(Requirement) What follows is a listing; restate every line of it word for word.

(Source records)

--------

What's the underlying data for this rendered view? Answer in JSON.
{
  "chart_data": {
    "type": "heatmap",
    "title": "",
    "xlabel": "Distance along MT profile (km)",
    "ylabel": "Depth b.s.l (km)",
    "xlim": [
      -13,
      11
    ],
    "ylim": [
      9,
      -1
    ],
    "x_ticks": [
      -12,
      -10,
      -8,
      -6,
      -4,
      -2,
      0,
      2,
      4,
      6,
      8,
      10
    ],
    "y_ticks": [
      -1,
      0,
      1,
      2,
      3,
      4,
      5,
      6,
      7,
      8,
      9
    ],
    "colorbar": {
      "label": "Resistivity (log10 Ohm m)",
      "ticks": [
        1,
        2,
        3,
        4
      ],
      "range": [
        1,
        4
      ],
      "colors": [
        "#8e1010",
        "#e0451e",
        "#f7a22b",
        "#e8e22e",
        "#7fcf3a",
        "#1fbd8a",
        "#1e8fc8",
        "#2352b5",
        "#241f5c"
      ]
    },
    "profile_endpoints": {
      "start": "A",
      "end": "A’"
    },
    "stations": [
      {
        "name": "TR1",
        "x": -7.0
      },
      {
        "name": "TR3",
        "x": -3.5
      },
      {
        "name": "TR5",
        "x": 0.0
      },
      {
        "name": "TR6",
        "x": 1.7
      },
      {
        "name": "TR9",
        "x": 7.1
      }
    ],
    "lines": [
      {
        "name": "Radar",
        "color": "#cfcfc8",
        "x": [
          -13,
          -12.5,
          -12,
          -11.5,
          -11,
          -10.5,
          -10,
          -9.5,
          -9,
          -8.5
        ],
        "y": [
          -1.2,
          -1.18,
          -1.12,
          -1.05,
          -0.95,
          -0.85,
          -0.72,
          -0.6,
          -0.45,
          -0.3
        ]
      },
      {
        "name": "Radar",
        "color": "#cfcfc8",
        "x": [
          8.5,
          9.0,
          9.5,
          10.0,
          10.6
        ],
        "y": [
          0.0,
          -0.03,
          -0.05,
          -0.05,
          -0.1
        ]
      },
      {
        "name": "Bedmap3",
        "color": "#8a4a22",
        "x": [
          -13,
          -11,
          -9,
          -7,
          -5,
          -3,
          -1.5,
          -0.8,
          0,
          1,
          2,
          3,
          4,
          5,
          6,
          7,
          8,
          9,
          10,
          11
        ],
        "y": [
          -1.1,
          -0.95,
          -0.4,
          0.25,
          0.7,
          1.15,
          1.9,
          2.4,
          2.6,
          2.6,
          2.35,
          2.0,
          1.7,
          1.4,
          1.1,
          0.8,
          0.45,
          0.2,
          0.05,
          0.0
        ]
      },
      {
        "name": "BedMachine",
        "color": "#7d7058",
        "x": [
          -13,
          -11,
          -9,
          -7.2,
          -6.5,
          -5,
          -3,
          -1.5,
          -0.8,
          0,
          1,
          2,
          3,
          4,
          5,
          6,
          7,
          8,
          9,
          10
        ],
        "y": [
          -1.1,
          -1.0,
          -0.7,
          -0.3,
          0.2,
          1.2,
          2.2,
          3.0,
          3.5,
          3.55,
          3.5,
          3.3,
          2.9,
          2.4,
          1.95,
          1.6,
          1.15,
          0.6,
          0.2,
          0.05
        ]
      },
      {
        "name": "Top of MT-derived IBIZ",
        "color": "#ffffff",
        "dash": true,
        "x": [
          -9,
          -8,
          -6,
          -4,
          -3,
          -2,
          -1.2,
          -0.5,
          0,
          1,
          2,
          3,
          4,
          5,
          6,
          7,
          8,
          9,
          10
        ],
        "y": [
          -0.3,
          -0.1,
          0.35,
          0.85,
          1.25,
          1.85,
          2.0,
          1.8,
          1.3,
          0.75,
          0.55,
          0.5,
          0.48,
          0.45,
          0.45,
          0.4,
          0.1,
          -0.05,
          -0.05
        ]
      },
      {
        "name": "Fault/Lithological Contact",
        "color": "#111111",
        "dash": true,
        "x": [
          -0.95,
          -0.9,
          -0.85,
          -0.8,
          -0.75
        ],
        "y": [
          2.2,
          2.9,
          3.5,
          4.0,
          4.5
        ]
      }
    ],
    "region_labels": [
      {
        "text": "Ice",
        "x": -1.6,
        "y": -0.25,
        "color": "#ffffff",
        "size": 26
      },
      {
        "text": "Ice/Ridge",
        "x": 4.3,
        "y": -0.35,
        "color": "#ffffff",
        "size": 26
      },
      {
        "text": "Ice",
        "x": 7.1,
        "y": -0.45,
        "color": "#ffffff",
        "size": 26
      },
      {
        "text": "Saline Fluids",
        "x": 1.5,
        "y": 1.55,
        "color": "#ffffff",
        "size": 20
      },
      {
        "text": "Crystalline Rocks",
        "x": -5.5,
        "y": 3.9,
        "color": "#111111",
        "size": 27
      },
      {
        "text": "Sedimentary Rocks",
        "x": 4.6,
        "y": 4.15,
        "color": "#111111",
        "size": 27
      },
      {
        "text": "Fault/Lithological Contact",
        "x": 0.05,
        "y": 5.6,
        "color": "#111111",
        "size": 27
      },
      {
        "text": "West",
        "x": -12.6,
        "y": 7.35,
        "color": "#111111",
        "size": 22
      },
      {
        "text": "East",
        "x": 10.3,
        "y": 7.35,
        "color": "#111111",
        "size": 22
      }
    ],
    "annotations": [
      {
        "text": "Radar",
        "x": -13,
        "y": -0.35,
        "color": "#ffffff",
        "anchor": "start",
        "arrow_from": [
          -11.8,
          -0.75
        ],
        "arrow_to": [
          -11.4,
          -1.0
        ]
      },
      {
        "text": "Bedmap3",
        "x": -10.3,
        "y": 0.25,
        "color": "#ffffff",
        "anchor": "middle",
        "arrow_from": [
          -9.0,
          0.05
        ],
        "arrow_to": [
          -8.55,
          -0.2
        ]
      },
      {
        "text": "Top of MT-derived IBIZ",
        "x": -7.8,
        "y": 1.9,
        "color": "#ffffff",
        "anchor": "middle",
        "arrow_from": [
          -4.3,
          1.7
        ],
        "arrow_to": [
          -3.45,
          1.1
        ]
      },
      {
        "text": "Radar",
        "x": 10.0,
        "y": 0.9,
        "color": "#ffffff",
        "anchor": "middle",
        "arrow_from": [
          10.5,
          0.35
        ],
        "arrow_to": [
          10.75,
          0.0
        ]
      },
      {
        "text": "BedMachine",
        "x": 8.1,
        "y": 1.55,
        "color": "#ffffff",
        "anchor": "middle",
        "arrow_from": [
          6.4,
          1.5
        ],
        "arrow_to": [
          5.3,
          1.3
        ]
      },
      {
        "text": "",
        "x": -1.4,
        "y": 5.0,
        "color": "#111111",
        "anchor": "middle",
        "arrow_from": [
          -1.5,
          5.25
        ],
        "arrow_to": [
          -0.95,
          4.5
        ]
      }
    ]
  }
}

--------

(Answer to this exercise)
What's the underlying data for this rendered view? Answer in JSON.
{
  "chart_data": {
    "type": "heatmap",
    "title": "",
    "xlabel": "Distance along MT profile (km)",
    "ylabel": "Depth b.s.l (km)",
    "xlim": [
      -13,
      11
    ],
    "ylim": [
      9,
      -1
    ],
    "x_ticks": [
      -12,
      -10,
      -8,
      -6,
      -4,
      -2,
      0,
      2,
      4,
      6,
      8,
      10
    ],
    "y_ticks": [
      -1,
      0,
      1,
      2,
      3,
      4,
      5,
      6,
      7,
      8,
      9
    ],
    "colorbar": {
      "label": "Resistivity (log10 Ohm m)",
      "ticks": [
        1,
        2,
        3,
        4
      ],
      "range": [
        1,
        4
      ],
      "colors": [
        "#8e1010",
        "#e0451e",
        "#f7a22b",
        "#e8e22e",
        "#7fcf3a",
        "#1fbd8a",
        "#1e8fc8",
        "#2352b5",
        "#241f5c"
      ]
    },
    "profile_endpoints": {
      "start": "A",
      "end": "A’"
    },
    "stations": [
      {
        "name": "TR1",
        "x": -7.0
      },
      {
        "name": "TR3",
        "x": -3.5
      },
      {
        "name": "TR5",
        "x": 0.0
      },
      {
        "name": "TR6",
        "x": 1.7
      },
      {
        "name": "TR9",
        "x": 7.1
      }
    ],
    "lines": [
      {
        "name": "Radar",
        "color": "#cfcfc8",
        "x": [
          -13,
          -12.5,
          -12,
          -11.5,
          -11,
          -10.5,
          -10,
          -9.5,
          -9,
          -8.5
        ],
        "y": [
          -1.2,
          -1.18,
          -1.12,
          -1.05,
          -0.95,
          -0.85,
          -0.72,
          -0.6,
          -0.45,
          -0.3
        ]
      },
      {
        "name": "Radar",
        "color": "#cfcfc8",
        "x": [
          8.5,
          9.0,
          9.5,
          10.0,
          10.6
        ],
        "y": [
          0.0,
          -0.03,
          -0.05,
          -0.05,
          -0.1
        ]
      },
      {
        "name": "Bedmap3",
        "color": "#8a4a22",
        "x": [
          -13,
          -11,
          -9,
          -7,
          -5,
          -3,
          -1.5,
          -0.8,
          0,
          1,
          2,
          3,
          4,
          5,
          6,
          7,
          8,
          9,
          10,
          11
        ],
        "y": [
          -1.1,
          -0.95,
          -0.4,
          0.25,
          0.7,
          1.15,
          1.9,
          2.4,
          2.6,
          2.6,
          2.35,
          2.0,
          1.7,
          1.4,
          1.1,
          0.8,
          0.45,
          0.2,
          0.05,
          0.0
        ]
      },
      {
        "name": "BedMachine",
        "color": "#7d7058",
        "x": [
          -13,
          -11,
          -9,
          -7.2,
          -6.5,
          -5,
          -3,
          -1.5,
          -0.8,
          0,
          1,
          2,
          3,
          4,
          5,
          6,
          7,
          8,
          9,
          10
        ],
        "y": [
          -1.1,
          -1.0,
          -0.7,
          -0.3,
          0.2,
          1.2,
          2.2,
          3.0,
          3.5,
          3.55,
          3.5,
          3.3,
          2.9,
          2.4,
          1.95,
          1.6,
          1.15,
          0.6,
          0.2,
          0.05
        ]
      },
      {
        "name": "Top of MT-derived IBIZ",
        "color": "#ffffff",
        "dash": true,
        "x": [
          -9,
          -8,
          -6,
          -4,
          -3,
          -2,
          -1.2,
          -0.5,
          0,
          1,
          2,
          3,
          4,
          5,
          6,
          7,
          8,
          9,
          10
        ],
        "y": [
          -0.3,
          -0.1,
          0.35,
          0.85,
          1.25,
          1.85,
          2.0,
          1.8,
          1.3,
          0.75,
          0.55,
          0.5,
          0.48,
          0.45,
          0.45,
          0.4,
          0.1,
          -0.05,
          -0.05
        ]
      },
      {
        "name": "Fault/Lithological Contact",
        "color": "#111111",
        "dash": true,
        "x": [
          -0.95,
          -0.9,
          -0.85,
          -0.8,
          -0.75
        ],
        "y": [
          2.2,
          2.9,
          3.5,
          4.0,
          4.5
        ]
      }
    ],
    "region_labels": [
      {
        "text": "Ice",
        "x": -1.6,
        "y": -0.25,
        "color": "#ffffff",
        "size": 26
      },
      {
        "text": "Ice/Ridge",
        "x": 4.3,
        "y": -0.35,
        "color": "#ffffff",
        "size": 26
      },
      {
        "text": "Ice",
        "x": 7.1,
        "y": -0.45,
        "color": "#ffffff",
        "size": 26
      },
      {
        "text": "Saline Fluids",
        "x": 1.5,
        "y": 1.55,
        "color": "#ffffff",
        "size": 20
      },
      {
        "text": "Crystalline Rocks",
        "x": -5.5,
        "y": 3.9,
        "color": "#111111",
        "size": 27
      },
      {
        "text": "Sedimentary Rocks",
        "x": 4.6,
        "y": 4.15,
        "color": "#111111",
        "size": 27
      },
      {
        "text": "Fault/Lithological Contact",
        "x": 0.05,
        "y": 5.6,
        "color": "#111111",
        "size": 27
      },
      {
        "text": "West",
        "x": -12.6,
        "y": 7.35,
        "color": "#111111",
        "size": 22
      },
      {
        "text": "East",
        "x": 10.3,
        "y": 7.35,
        "color": "#111111",
        "size": 22
      }
    ],
    "annotations": [
      {
        "text": "Radar",
        "x": -13,
        "y": -0.35,
        "color": "#ffffff",
        "anchor": "start",
        "arrow_from": [
          -11.8,
          -0.75
        ],
        "arrow_to": [
          -11.4,
          -1.0
        ]
      },
      {
        "text": "Bedmap3",
        "x": -10.3,
        "y": 0.25,
        "color": "#ffffff",
        "anchor": "middle",
        "arrow_from": [
          -9.0,
          0.05
        ],
        "arrow_to": [
          -8.55,
          -0.2
        ]
      },
      {
        "text": "Top of MT-derived IBIZ",
        "x": -7.8,
        "y": 1.9,
        "color": "#ffffff",
        "anchor": "middle",
        "arrow_from": [
          -4.3,
          1.7
        ],
        "arrow_to": [
          -3.45,
          1.1
        ]
      },
      {
        "text": "Radar",
        "x": 10.0,
        "y": 0.9,
        "color": "#ffffff",
        "anchor": "middle",
        "arrow_from": [
          10.5,
          0.35
        ],
        "arrow_to": [
          10.75,
          0.0
        ]
      },
      {
        "text": "BedMachine",
        "x": 8.1,
        "y": 1.55,
        "color": "#ffffff",
        "anchor": "middle",
        "arrow_from": [
          6.4,
          1.5
        ],
        "arrow_to": [
          5.3,
          1.3
        ]
      },
      {
        "text": "",
        "x": -1.4,
        "y": 5.0,
        "color": "#111111",
        "anchor": "middle",
        "arrow_from": [
          -1.5,
          5.25
        ],
        "arrow_to": [
          -0.95,
          4.5
        ]
      }
    ]
  }
}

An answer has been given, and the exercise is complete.